Short task:
Output every entry exactly as given.

─── Data lines

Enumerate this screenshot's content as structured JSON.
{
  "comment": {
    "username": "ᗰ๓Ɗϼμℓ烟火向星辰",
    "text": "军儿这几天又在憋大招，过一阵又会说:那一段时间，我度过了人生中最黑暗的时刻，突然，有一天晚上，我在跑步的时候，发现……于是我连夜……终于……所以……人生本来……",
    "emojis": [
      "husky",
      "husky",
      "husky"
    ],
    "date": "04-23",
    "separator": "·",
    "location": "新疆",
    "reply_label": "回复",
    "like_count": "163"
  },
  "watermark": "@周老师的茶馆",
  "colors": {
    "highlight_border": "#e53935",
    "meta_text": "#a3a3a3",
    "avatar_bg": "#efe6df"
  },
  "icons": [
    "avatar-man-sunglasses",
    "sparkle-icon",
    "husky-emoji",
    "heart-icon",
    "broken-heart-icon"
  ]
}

──────

Response to this task:
Enumerate this screenshot's content as structured JSON.
{
  "comment": {
    "username": "ᗰ๓Ɗϼμℓ烟火向星辰",
    "text": "军儿这几天又在憋大招，过一阵又会说:那一段时间，我度过了人生中最黑暗的时刻，突然，有一天晚上，我在跑步的时候，发现……于是我连夜……终于……所以……人生本来……",
    "emojis": [
      "husky",
      "husky",
      "husky"
    ],
    "date": "04-23",
    "separator": "·",
    "location": "新疆",
    "reply_label": "回复",
    "like_count": "163"
  },
  "watermark": "@周老师的茶馆",
  "colors": {
    "highlight_border": "#e53935",
    "meta_text": "#a3a3a3",
    "avatar_bg": "#efe6df"
  },
  "icons": [
    "avatar-man-sunglasses",
    "sparkle-icon",
    "husky-emoji",
    "heart-icon",
    "broken-heart-icon"
  ]
}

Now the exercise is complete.